Your task: Every record should be written out exactly, please.

Extracted records:
— Begin —
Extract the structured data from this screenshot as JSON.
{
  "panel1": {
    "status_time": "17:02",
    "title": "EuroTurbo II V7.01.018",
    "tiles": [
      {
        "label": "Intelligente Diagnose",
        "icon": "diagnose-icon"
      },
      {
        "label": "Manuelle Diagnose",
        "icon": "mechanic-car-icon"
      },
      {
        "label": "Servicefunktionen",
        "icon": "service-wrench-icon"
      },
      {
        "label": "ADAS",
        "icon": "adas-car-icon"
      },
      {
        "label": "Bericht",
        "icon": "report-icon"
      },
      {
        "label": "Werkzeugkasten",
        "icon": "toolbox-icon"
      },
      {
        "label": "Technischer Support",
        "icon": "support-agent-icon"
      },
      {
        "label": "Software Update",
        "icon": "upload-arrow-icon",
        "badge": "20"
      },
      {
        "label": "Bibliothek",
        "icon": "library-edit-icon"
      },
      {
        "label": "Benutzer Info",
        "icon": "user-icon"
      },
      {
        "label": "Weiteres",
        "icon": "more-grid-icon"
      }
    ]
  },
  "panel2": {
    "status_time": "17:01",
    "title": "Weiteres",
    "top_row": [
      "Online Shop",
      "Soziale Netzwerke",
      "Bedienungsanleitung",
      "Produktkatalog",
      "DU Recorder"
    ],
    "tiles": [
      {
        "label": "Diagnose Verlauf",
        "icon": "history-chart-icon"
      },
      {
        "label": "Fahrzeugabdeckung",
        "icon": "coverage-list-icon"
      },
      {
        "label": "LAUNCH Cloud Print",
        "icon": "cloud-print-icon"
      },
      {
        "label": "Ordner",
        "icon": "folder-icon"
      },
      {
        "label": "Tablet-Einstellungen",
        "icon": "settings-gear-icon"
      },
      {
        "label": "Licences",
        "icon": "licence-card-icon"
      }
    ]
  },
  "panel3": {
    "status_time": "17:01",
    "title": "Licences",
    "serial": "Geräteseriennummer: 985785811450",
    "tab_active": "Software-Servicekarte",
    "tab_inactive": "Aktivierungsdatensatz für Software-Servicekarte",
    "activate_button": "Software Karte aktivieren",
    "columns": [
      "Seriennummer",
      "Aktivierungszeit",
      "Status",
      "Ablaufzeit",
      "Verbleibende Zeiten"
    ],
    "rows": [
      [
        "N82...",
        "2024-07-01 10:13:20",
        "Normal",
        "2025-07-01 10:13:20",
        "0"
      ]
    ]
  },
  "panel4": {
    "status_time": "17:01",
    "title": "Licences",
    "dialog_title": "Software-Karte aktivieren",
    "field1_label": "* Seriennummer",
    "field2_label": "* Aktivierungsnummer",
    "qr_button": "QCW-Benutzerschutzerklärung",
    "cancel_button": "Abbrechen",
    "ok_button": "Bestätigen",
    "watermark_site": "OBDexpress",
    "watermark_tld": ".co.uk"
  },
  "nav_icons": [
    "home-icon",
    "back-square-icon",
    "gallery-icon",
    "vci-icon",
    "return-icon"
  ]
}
— End —
Output for this exercise:
Extract the structured data from this screenshot as JSON.
{
  "panel1": {
    "status_time": "17:02",
    "title": "EuroTurbo II V7.01.018",
    "tiles": [
      {
        "label": "Intelligente Diagnose",
        "icon": "diagnose-icon"
      },
      {
        "label": "Manuelle Diagnose",
        "icon": "mechanic-car-icon"
      },
      {
        "label": "Servicefunktionen",
        "icon": "service-wrench-icon"
      },
      {
        "label": "ADAS",
        "icon": "adas-car-icon"
      },
      {
        "label": "Bericht",
        "icon": "report-icon"
      },
      {
        "label": "Werkzeugkasten",
        "icon": "toolbox-icon"
      },
      {
        "label": "Technischer Support",
        "icon": "support-agent-icon"
      },
      {
        "label": "Software Update",
        "icon": "upload-arrow-icon",
        "badge": "20"
      },
      {
        "label": "Bibliothek",
        "icon": "library-edit-icon"
      },
      {
        "label": "Benutzer Info",
        "icon": "user-icon"
      },
      {
        "label": "Weiteres",
        "icon": "more-grid-icon"
      }
    ]
  },
  "panel2": {
    "status_time": "17:01",
    "title": "Weiteres",
    "top_row": [
      "Online Shop",
      "Soziale Netzwerke",
      "Bedienungsanleitung",
      "Produktkatalog",
      "DU Recorder"
    ],
    "tiles": [
      {
        "label": "Diagnose Verlauf",
        "icon": "history-chart-icon"
      },
      {
        "label": "Fahrzeugabdeckung",
        "icon": "coverage-list-icon"
      },
      {
        "label": "LAUNCH Cloud Print",
        "icon": "cloud-print-icon"
      },
      {
        "label": "Ordner",
        "icon": "folder-icon"
      },
      {
        "label": "Tablet-Einstellungen",
        "icon": "settings-gear-icon"
      },
      {
        "label": "Licences",
        "icon": "licence-card-icon"
      }
    ]
  },
  "panel3": {
    "status_time": "17:01",
    "title": "Licences",
    "serial": "Geräteseriennummer: 985785811450",
    "tab_active": "Software-Servicekarte",
    "tab_inactive": "Aktivierungsdatensatz für Software-Servicekarte",
    "activate_button": "Software Karte aktivieren",
    "columns": [
      "Seriennummer",
      "Aktivierungszeit",
      "Status",
      "Ablaufzeit",
      "Verbleibende Zeiten"
    ],
    "rows": [
      [
        "N82...",
        "2024-07-01 10:13:20",
        "Normal",
        "2025-07-01 10:13:20",
        "0"
      ]
    ]
  },
  "panel4": {
    "status_time": "17:01",
    "title": "Licences",
    "dialog_title": "Software-Karte aktivieren",
    "field1_label": "* Seriennummer",
    "field2_label": "* Aktivierungsnummer",
    "qr_button": "QCW-Benutzerschutzerklärung",
    "cancel_button": "Abbrechen",
    "ok_button": "Bestätigen",
    "watermark_site": "OBDexpress",
    "watermark_tld": ".co.uk"
  },
  "nav_icons": [
    "home-icon",
    "back-square-icon",
    "gallery-icon",
    "vci-icon",
    "return-icon"
  ]
}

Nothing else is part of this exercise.